(Text block)
How to remove all the duplicated words on every line using Notepad++?
I'm working on a file containing lines with keywords and some lines contain duplicated keywords.
For example:
dangerous,dangerous,hazardous,perilous
I want to tell Notepad++ that I want to remove every duplicated word per line. For this example dangerous,
would be removed:
dangerous,hazardous,perilous
I have a bunch of lines like that and that's why I'm looking for an automated way of doing this.
You can use a regular expression to remove consecutive duplicated words in a line, however I don't think it's possible to remove duplicated words which are not consecutive (e.g dangerous, hazardous, dangerous
).
Use this regex in the replace window in Notepad++, and don't forget to select "Regular expression" as the Search Mode option below:
This regex will remove all consecutive duplicated words - whether it's 2 duplicated words or 10 duplicated words consecutively: \b(\w+)(?:,\s+\1\b)+
.
The exact same no-commas regex would be: \b(\w+)(?:\s+\1\b)+
(might be useful for other users).
If you want a regex specifically for only two duplicated words (doubles), use this regex: (\b\w+\b)\W+\1
.
Place this regex in the Replace with box to keep one occurrence of the word (otherwise all repeated words will be removed): ${1}
.
These regular expressions will fix a situation like the one you described in your question as an example. The first regex will work for every number of duplicated words (e.g dangerous, dangerous, dangerous, dangerous, hazardous
), while the second version will only work for two duplicated words (e.g dangerous, dangerous, hazardous
).

(Given exercise 1)
In the Notepad++ thread, rewrite the part that opens with the words containing "I'm working on" and closes with "of doing this.", substituting "risky" for "dangerous".

(Entries shown)
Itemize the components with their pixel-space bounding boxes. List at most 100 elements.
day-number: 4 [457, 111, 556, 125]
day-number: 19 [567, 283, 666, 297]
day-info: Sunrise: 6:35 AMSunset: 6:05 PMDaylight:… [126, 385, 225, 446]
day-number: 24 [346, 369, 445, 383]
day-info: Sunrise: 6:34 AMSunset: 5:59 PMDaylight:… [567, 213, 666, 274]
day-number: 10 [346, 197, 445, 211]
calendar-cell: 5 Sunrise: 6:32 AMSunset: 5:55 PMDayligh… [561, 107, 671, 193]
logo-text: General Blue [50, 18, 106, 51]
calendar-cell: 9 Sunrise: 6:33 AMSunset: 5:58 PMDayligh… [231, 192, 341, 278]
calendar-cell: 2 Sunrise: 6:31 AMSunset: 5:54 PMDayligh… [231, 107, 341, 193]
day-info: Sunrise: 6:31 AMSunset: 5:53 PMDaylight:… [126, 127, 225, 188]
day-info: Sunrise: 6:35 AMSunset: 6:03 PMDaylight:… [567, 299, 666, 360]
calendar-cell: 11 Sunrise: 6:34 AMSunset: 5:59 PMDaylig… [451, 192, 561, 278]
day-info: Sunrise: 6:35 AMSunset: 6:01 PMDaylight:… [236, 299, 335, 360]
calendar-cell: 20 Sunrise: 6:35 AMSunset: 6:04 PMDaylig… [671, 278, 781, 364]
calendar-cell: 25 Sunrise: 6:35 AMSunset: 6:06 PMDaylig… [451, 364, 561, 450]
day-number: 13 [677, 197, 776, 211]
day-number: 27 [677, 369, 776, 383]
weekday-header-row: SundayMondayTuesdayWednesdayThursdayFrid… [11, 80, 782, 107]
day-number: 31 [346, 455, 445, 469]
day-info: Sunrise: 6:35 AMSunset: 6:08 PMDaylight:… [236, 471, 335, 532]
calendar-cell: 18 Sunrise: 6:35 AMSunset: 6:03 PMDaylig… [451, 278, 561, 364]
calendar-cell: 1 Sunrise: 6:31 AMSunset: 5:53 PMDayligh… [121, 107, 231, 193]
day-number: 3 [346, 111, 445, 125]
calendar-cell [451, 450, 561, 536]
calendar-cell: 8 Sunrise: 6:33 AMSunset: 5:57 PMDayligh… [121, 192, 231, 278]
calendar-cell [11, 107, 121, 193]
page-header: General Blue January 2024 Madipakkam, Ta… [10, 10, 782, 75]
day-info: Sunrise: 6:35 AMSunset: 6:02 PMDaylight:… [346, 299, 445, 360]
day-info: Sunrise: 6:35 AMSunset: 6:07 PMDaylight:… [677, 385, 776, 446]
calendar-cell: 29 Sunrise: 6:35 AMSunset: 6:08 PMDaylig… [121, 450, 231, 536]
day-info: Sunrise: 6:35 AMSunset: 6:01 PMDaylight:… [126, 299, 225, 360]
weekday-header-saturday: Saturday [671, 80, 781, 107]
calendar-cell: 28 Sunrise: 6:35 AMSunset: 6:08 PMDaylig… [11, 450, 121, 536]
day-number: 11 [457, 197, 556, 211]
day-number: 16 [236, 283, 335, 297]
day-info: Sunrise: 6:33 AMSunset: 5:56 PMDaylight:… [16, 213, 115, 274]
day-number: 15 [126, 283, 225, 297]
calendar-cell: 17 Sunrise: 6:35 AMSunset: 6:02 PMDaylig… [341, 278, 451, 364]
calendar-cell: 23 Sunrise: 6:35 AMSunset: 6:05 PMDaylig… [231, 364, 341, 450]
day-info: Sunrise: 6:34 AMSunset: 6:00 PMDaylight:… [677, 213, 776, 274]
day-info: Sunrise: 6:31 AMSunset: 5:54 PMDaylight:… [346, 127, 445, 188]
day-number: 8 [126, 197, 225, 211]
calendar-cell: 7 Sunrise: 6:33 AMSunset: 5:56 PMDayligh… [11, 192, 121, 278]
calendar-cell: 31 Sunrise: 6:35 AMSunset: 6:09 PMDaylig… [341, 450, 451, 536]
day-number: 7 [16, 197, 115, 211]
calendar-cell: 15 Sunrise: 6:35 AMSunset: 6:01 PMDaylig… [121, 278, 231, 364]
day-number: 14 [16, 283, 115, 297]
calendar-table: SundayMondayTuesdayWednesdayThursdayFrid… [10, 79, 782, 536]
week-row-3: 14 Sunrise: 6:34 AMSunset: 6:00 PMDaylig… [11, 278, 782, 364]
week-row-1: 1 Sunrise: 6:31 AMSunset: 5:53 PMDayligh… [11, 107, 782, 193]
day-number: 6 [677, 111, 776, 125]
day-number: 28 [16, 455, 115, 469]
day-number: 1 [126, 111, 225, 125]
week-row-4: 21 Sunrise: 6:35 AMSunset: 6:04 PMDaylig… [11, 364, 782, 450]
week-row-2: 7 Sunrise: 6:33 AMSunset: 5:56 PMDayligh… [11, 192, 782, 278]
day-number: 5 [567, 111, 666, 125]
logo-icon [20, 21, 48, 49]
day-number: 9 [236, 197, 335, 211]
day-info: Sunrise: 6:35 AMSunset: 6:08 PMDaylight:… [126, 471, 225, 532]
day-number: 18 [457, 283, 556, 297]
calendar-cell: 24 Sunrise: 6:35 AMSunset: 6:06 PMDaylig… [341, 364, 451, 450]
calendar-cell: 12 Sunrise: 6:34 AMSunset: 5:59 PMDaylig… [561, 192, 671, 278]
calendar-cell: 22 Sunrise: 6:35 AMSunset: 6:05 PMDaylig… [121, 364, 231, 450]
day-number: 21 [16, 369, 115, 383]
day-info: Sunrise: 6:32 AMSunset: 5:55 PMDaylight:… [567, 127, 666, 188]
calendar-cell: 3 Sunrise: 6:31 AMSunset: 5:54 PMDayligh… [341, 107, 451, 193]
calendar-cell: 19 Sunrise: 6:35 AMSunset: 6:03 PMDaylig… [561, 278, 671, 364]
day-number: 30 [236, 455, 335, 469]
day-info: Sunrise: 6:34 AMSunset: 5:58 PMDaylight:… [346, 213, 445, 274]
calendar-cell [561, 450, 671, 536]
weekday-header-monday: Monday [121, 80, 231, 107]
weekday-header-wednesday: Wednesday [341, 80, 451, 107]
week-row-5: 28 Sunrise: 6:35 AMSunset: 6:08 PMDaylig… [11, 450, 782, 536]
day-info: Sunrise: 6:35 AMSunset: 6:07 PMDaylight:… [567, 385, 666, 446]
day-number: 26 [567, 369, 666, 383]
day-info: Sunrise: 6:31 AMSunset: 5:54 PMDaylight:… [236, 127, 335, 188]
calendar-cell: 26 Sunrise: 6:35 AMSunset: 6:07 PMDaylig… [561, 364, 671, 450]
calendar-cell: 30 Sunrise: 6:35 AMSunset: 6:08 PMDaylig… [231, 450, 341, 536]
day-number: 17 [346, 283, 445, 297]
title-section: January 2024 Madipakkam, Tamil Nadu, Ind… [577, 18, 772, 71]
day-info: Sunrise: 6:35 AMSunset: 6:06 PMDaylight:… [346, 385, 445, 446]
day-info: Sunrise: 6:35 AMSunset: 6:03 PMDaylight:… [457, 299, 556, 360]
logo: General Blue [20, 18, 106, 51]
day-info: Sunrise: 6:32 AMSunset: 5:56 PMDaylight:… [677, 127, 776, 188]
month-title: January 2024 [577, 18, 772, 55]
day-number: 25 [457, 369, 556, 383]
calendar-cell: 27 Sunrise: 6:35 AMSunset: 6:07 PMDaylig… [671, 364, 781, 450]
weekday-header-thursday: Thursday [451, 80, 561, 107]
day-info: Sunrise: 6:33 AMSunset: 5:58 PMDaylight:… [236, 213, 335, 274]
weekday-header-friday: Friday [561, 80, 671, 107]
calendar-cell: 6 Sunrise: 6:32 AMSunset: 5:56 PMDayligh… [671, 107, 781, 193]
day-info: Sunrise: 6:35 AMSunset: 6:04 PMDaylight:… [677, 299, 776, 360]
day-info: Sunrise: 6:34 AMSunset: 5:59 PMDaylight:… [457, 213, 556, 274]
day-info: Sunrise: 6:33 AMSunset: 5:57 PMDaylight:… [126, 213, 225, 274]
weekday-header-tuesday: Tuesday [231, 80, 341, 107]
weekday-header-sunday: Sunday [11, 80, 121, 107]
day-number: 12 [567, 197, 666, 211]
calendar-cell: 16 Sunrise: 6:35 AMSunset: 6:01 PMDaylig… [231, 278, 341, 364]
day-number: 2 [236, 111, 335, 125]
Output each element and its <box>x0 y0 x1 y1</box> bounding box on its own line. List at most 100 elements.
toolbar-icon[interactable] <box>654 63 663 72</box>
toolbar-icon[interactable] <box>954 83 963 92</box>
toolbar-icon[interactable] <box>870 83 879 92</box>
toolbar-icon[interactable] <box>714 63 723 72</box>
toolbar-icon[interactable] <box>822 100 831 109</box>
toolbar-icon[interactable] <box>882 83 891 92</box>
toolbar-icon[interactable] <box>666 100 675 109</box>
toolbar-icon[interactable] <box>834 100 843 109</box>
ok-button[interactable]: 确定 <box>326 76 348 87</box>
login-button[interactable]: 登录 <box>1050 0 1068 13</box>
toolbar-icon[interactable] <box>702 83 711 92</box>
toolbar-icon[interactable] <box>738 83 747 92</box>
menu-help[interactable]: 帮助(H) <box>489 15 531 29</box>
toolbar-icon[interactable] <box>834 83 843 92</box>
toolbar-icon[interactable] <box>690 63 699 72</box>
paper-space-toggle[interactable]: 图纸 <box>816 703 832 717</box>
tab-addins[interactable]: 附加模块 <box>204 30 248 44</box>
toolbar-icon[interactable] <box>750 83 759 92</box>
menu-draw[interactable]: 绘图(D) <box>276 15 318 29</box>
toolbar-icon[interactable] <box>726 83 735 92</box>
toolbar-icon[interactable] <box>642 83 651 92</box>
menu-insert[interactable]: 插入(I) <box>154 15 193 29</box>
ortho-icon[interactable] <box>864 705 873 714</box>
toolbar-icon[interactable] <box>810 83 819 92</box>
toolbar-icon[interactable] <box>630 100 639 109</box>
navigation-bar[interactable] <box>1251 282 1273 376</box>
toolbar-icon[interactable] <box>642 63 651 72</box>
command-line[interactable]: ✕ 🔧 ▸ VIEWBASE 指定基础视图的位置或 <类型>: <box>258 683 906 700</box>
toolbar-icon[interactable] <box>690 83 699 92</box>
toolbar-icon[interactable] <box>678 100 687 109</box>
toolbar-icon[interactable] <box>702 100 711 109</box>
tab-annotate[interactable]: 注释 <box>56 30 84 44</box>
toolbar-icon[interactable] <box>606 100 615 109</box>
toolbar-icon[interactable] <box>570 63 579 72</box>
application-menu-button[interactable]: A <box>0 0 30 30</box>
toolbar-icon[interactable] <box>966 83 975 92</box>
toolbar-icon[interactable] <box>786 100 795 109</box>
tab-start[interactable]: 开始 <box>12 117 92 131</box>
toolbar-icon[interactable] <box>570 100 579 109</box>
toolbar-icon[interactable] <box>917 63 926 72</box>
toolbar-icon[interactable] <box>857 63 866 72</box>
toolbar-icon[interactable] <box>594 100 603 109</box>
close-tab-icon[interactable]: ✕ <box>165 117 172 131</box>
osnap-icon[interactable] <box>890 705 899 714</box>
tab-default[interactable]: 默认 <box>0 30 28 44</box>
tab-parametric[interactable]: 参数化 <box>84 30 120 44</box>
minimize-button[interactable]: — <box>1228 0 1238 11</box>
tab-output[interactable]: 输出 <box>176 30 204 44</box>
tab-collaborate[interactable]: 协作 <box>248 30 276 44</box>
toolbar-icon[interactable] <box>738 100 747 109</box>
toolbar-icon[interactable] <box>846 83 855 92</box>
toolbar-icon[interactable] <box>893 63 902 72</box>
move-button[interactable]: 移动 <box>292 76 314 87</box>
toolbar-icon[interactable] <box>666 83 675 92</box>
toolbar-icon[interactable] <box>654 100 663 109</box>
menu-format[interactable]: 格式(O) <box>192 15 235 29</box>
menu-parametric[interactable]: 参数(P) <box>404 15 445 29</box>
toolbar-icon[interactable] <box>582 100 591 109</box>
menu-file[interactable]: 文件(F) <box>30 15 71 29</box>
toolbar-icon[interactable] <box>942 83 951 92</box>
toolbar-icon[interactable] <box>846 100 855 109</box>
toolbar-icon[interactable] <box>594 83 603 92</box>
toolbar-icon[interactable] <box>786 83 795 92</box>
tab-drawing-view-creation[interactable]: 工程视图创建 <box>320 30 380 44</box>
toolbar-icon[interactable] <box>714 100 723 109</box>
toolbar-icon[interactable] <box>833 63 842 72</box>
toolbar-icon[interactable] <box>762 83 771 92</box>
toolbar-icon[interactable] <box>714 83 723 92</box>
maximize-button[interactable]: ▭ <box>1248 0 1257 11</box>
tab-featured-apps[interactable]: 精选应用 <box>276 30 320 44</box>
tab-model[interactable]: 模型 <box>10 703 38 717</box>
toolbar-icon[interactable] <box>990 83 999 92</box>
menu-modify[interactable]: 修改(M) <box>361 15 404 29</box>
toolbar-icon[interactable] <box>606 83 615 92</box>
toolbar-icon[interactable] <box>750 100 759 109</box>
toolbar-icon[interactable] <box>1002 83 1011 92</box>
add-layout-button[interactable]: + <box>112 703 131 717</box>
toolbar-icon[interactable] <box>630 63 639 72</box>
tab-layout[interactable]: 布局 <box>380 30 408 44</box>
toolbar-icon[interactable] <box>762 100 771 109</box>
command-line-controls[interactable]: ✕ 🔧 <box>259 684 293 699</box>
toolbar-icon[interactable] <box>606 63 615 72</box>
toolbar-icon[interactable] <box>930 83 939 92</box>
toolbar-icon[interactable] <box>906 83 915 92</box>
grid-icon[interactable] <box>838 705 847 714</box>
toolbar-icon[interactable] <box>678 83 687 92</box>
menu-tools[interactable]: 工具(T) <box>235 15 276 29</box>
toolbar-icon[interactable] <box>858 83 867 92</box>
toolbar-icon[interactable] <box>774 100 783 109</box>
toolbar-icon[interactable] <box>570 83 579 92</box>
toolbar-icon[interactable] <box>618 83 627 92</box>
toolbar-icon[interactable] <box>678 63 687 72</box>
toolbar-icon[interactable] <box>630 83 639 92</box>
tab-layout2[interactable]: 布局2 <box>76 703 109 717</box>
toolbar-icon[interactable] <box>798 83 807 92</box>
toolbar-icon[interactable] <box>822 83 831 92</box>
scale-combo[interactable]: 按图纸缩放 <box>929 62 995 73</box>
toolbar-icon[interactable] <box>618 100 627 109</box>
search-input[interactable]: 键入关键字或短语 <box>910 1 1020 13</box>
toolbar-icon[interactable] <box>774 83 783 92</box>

(Given exercise 2)
Reproduce the records word for word, from their start through the line that contains "calendar-cell: 18 Sunrise: 6:35", including both ends.

(Worked solution 1)
I'm working on a file containing lines with keywords and some lines contain duplicated keywords.
For example:
risky,risky,hazardous,perilous
I want to tell Notepad++ that I want to remove every duplicated word per line. For this example risky,
would be removed:
risky,hazardous,perilous
I have a bunch of lines like that and that's why I'm looking for an automated way of doing this.

(Worked solution 2)
Itemize the components with their pixel-space bounding boxes. List at most 100 elements.
day-number: 4 [457, 111, 556, 125]
day-number: 19 [567, 283, 666, 297]
day-info: Sunrise: 6:35 AMSunset: 6:05 PMDaylight:… [126, 385, 225, 446]
day-number: 24 [346, 369, 445, 383]
day-info: Sunrise: 6:34 AMSunset: 5:59 PMDaylight:… [567, 213, 666, 274]
day-number: 10 [346, 197, 445, 211]
calendar-cell: 5 Sunrise: 6:32 AMSunset: 5:55 PMDayligh… [561, 107, 671, 193]
logo-text: General Blue [50, 18, 106, 51]
calendar-cell: 9 Sunrise: 6:33 AMSunset: 5:58 PMDayligh… [231, 192, 341, 278]
calendar-cell: 2 Sunrise: 6:31 AMSunset: 5:54 PMDayligh… [231, 107, 341, 193]
day-info: Sunrise: 6:31 AMSunset: 5:53 PMDaylight:… [126, 127, 225, 188]
day-info: Sunrise: 6:35 AMSunset: 6:03 PMDaylight:… [567, 299, 666, 360]
calendar-cell: 11 Sunrise: 6:34 AMSunset: 5:59 PMDaylig… [451, 192, 561, 278]
day-info: Sunrise: 6:35 AMSunset: 6:01 PMDaylight:… [236, 299, 335, 360]
calendar-cell: 20 Sunrise: 6:35 AMSunset: 6:04 PMDaylig… [671, 278, 781, 364]
calendar-cell: 25 Sunrise: 6:35 AMSunset: 6:06 PMDaylig… [451, 364, 561, 450]
day-number: 13 [677, 197, 776, 211]
day-number: 27 [677, 369, 776, 383]
weekday-header-row: SundayMondayTuesdayWednesdayThursdayFrid… [11, 80, 782, 107]
day-number: 31 [346, 455, 445, 469]
day-info: Sunrise: 6:35 AMSunset: 6:08 PMDaylight:… [236, 471, 335, 532]
calendar-cell: 18 Sunrise: 6:35 AMSunset: 6:03 PMDaylig… [451, 278, 561, 364]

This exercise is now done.